### PROBLEM REQUIREMENTS
Write out all entries word for word.

### RECORDS FOR THE EXERCISE
__________
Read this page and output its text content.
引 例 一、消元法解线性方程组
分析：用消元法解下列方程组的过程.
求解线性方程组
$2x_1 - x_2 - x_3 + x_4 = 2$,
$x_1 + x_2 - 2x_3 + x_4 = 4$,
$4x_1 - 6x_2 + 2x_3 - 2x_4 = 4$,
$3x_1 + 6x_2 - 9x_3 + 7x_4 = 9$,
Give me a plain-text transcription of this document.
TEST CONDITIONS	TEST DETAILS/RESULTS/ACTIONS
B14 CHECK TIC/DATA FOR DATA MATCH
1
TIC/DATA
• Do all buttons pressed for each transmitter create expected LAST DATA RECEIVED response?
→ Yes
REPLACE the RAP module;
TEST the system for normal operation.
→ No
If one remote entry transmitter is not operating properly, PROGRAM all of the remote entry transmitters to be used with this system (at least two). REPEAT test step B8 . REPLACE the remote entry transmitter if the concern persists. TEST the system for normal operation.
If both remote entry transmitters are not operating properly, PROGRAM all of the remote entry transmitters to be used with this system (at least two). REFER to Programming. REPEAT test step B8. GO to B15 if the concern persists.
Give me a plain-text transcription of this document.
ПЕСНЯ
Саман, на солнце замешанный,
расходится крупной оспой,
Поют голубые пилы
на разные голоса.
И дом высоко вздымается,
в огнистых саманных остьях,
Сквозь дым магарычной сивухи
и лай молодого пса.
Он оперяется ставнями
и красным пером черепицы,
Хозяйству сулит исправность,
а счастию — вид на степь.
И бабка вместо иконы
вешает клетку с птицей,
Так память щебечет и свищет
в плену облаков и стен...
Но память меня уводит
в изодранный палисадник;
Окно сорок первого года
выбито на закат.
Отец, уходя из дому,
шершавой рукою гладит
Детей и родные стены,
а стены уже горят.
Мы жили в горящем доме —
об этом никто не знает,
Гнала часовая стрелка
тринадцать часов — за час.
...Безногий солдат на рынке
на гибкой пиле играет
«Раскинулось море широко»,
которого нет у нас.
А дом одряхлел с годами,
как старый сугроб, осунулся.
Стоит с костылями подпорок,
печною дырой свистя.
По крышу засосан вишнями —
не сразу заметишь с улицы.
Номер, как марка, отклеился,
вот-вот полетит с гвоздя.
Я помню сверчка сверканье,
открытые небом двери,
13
__________
### RESPONSE TO THE EXERCISE
Read this page and output its text content.
引 例 一、消元法解线性方程组
分析：用消元法解下列方程组的过程.
求解线性方程组
$2x_1 - x_2 - x_3 + x_4 = 2$,
$x_1 + x_2 - 2x_3 + x_4 = 4$,
$4x_1 - 6x_2 + 2x_3 - 2x_4 = 4$,
$3x_1 + 6x_2 - 9x_3 + 7x_4 = 9$,
Give me a plain-text transcription of this document.
TEST CONDITIONS	TEST DETAILS/RESULTS/ACTIONS
B14 CHECK TIC/DATA FOR DATA MATCH
1
TIC/DATA
• Do all buttons pressed for each transmitter create expected LAST DATA RECEIVED response?
→ Yes
REPLACE the RAP module;
TEST the system for normal operation.
→ No
If one remote entry transmitter is not operating properly, PROGRAM all of the remote entry transmitters to be used with this system (at least two). REPEAT test step B8 . REPLACE the remote entry transmitter if the concern persists. TEST the system for normal operation.
If both remote entry transmitters are not operating properly, PROGRAM all of the remote entry transmitters to be used with this system (at least two). REFER to Programming. REPEAT test step B8. GO to B15 if the concern persists.
Give me a plain-text transcription of this document.
ПЕСНЯ
Саман, на солнце замешанный,
расходится крупной оспой,
Поют голубые пилы
на разные голоса.
И дом высоко вздымается,
в огнистых саманных остьях,
Сквозь дым магарычной сивухи
и лай молодого пса.
Он оперяется ставнями
и красным пером черепицы,
Хозяйству сулит исправность,
а счастию — вид на степь.
И бабка вместо иконы
вешает клетку с птицей,
Так память щебечет и свищет
в плену облаков и стен...
Но память меня уводит
в изодранный палисадник;
Окно сорок первого года
выбито на закат.
Отец, уходя из дому,
шершавой рукою гладит
Детей и родные стены,
а стены уже горят.
Мы жили в горящем доме —
об этом никто не знает,
Гнала часовая стрелка
тринадцать часов — за час.
...Безногий солдат на рынке
на гибкой пиле играет
«Раскинулось море широко»,
которого нет у нас.
А дом одряхлел с годами,
как старый сугроб, осунулся.
Стоит с костылями подпорок,
печною дырой свистя.
По крышу засосан вишнями —
не сразу заметишь с улицы.
Номер, как марка, отклеился,
вот-вот полетит с гвоздя.
Я помню сверчка сверканье,
открытые небом двери,
13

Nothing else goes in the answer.